Stated task: Write out all of the entries exactly as given.

(Collection entries)
□ □ □
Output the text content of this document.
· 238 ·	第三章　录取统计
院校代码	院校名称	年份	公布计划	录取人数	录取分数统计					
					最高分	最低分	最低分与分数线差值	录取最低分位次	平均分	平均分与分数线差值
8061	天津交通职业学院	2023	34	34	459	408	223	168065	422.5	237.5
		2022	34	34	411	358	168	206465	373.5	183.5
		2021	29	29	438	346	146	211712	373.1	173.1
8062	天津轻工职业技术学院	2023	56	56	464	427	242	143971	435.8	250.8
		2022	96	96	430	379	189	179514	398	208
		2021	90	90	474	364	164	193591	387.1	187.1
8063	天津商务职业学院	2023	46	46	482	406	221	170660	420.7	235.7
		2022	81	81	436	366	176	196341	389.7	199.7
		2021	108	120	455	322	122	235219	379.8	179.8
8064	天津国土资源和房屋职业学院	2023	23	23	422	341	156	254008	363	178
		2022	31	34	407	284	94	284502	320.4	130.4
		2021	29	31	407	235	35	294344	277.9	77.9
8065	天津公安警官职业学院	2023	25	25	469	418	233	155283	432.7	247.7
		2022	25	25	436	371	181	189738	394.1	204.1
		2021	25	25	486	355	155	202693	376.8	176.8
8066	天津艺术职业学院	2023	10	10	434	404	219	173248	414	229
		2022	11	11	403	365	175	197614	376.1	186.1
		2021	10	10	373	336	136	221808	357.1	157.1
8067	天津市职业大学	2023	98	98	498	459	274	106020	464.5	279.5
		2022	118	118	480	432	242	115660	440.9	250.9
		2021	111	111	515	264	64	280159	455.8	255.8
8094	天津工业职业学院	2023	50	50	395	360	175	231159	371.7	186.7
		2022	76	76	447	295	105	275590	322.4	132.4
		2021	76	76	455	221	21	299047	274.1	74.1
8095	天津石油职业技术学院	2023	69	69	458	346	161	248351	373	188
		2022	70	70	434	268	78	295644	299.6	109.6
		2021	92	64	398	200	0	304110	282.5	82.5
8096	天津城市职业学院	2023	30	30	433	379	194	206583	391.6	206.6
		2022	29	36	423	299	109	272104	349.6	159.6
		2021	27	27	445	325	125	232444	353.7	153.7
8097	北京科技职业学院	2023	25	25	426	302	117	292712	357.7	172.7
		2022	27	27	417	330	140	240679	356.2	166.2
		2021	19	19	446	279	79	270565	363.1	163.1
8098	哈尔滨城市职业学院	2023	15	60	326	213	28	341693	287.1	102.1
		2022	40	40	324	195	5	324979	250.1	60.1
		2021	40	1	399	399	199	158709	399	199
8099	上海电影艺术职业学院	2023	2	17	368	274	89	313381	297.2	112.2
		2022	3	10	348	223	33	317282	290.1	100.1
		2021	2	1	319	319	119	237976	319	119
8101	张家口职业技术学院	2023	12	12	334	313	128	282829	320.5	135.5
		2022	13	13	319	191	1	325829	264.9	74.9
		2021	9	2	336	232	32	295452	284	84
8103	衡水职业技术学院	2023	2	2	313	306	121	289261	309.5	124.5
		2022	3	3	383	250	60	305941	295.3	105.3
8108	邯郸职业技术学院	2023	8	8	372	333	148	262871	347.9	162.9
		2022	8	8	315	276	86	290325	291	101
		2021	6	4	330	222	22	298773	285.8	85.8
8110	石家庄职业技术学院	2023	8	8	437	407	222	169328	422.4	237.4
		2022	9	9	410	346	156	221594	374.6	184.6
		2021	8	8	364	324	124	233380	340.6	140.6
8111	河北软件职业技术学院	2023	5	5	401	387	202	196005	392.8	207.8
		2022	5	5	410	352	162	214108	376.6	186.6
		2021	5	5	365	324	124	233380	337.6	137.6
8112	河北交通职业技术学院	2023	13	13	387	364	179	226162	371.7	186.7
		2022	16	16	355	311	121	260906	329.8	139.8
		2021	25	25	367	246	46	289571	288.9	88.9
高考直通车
□ □ □
Answer to the exercise:
Output the text content of this document.
· 238 ·	第三章　录取统计
院校代码	院校名称	年份	公布计划	录取人数	录取分数统计					
					最高分	最低分	最低分与分数线差值	录取最低分位次	平均分	平均分与分数线差值
8061	天津交通职业学院	2023	34	34	459	408	223	168065	422.5	237.5
		2022	34	34	411	358	168	206465	373.5	183.5
		2021	29	29	438	346	146	211712	373.1	173.1
8062	天津轻工职业技术学院	2023	56	56	464	427	242	143971	435.8	250.8
		2022	96	96	430	379	189	179514	398	208
		2021	90	90	474	364	164	193591	387.1	187.1
8063	天津商务职业学院	2023	46	46	482	406	221	170660	420.7	235.7
		2022	81	81	436	366	176	196341	389.7	199.7
		2021	108	120	455	322	122	235219	379.8	179.8
8064	天津国土资源和房屋职业学院	2023	23	23	422	341	156	254008	363	178
		2022	31	34	407	284	94	284502	320.4	130.4
		2021	29	31	407	235	35	294344	277.9	77.9
8065	天津公安警官职业学院	2023	25	25	469	418	233	155283	432.7	247.7
		2022	25	25	436	371	181	189738	394.1	204.1
		2021	25	25	486	355	155	202693	376.8	176.8
8066	天津艺术职业学院	2023	10	10	434	404	219	173248	414	229
		2022	11	11	403	365	175	197614	376.1	186.1
		2021	10	10	373	336	136	221808	357.1	157.1
8067	天津市职业大学	2023	98	98	498	459	274	106020	464.5	279.5
		2022	118	118	480	432	242	115660	440.9	250.9
		2021	111	111	515	264	64	280159	455.8	255.8
8094	天津工业职业学院	2023	50	50	395	360	175	231159	371.7	186.7
		2022	76	76	447	295	105	275590	322.4	132.4
		2021	76	76	455	221	21	299047	274.1	74.1
8095	天津石油职业技术学院	2023	69	69	458	346	161	248351	373	188
		2022	70	70	434	268	78	295644	299.6	109.6
		2021	92	64	398	200	0	304110	282.5	82.5
8096	天津城市职业学院	2023	30	30	433	379	194	206583	391.6	206.6
		2022	29	36	423	299	109	272104	349.6	159.6
		2021	27	27	445	325	125	232444	353.7	153.7
8097	北京科技职业学院	2023	25	25	426	302	117	292712	357.7	172.7
		2022	27	27	417	330	140	240679	356.2	166.2
		2021	19	19	446	279	79	270565	363.1	163.1
8098	哈尔滨城市职业学院	2023	15	60	326	213	28	341693	287.1	102.1
		2022	40	40	324	195	5	324979	250.1	60.1
		2021	40	1	399	399	199	158709	399	199
8099	上海电影艺术职业学院	2023	2	17	368	274	89	313381	297.2	112.2
		2022	3	10	348	223	33	317282	290.1	100.1
		2021	2	1	319	319	119	237976	319	119
8101	张家口职业技术学院	2023	12	12	334	313	128	282829	320.5	135.5
		2022	13	13	319	191	1	325829	264.9	74.9
		2021	9	2	336	232	32	295452	284	84
8103	衡水职业技术学院	2023	2	2	313	306	121	289261	309.5	124.5
		2022	3	3	383	250	60	305941	295.3	105.3
8108	邯郸职业技术学院	2023	8	8	372	333	148	262871	347.9	162.9
		2022	8	8	315	276	86	290325	291	101
		2021	6	4	330	222	22	298773	285.8	85.8
8110	石家庄职业技术学院	2023	8	8	437	407	222	169328	422.4	237.4
		2022	9	9	410	346	156	221594	374.6	184.6
		2021	8	8	364	324	124	233380	340.6	140.6
8111	河北软件职业技术学院	2023	5	5	401	387	202	196005	392.8	207.8
		2022	5	5	410	352	162	214108	376.6	186.6
		2021	5	5	365	324	124	233380	337.6	137.6
8112	河北交通职业技术学院	2023	13	13	387	364	179	226162	371.7	186.7
		2022	16	16	355	311	121	260906	329.8	139.8
		2021	25	25	367	246	46	289571	288.9	88.9
高考直通车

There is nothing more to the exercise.